• **Short task**:
Print the entries below in their entirety, exactly as they are written.

(Records from a data collection)
■ ■ ■
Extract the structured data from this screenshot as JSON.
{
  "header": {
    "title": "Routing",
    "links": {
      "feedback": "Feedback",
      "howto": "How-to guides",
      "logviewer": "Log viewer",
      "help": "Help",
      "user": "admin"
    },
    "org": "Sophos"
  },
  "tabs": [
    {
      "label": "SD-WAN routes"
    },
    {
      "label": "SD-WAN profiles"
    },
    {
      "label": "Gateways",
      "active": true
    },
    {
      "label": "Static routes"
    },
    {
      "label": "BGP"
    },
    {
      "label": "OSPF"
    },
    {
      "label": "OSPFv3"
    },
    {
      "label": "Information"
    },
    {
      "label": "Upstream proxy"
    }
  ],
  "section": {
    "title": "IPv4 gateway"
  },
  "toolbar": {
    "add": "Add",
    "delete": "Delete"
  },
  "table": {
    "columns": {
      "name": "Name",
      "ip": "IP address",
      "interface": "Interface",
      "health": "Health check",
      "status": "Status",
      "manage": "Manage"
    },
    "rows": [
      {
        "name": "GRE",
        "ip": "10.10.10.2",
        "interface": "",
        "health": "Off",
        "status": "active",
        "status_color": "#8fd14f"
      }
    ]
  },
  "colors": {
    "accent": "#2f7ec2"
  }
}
■ ■ ■
• **Expected answer**:
Extract the structured data from this screenshot as JSON.
{
  "header": {
    "title": "Routing",
    "links": {
      "feedback": "Feedback",
      "howto": "How-to guides",
      "logviewer": "Log viewer",
      "help": "Help",
      "user": "admin"
    },
    "org": "Sophos"
  },
  "tabs": [
    {
      "label": "SD-WAN routes"
    },
    {
      "label": "SD-WAN profiles"
    },
    {
      "label": "Gateways",
      "active": true
    },
    {
      "label": "Static routes"
    },
    {
      "label": "BGP"
    },
    {
      "label": "OSPF"
    },
    {
      "label": "OSPFv3"
    },
    {
      "label": "Information"
    },
    {
      "label": "Upstream proxy"
    }
  ],
  "section": {
    "title": "IPv4 gateway"
  },
  "toolbar": {
    "add": "Add",
    "delete": "Delete"
  },
  "table": {
    "columns": {
      "name": "Name",
      "ip": "IP address",
      "interface": "Interface",
      "health": "Health check",
      "status": "Status",
      "manage": "Manage"
    },
    "rows": [
      {
        "name": "GRE",
        "ip": "10.10.10.2",
        "interface": "",
        "health": "Off",
        "status": "active",
        "status_color": "#8fd14f"
      }
    ]
  },
  "colors": {
    "accent": "#2f7ec2"
  }
}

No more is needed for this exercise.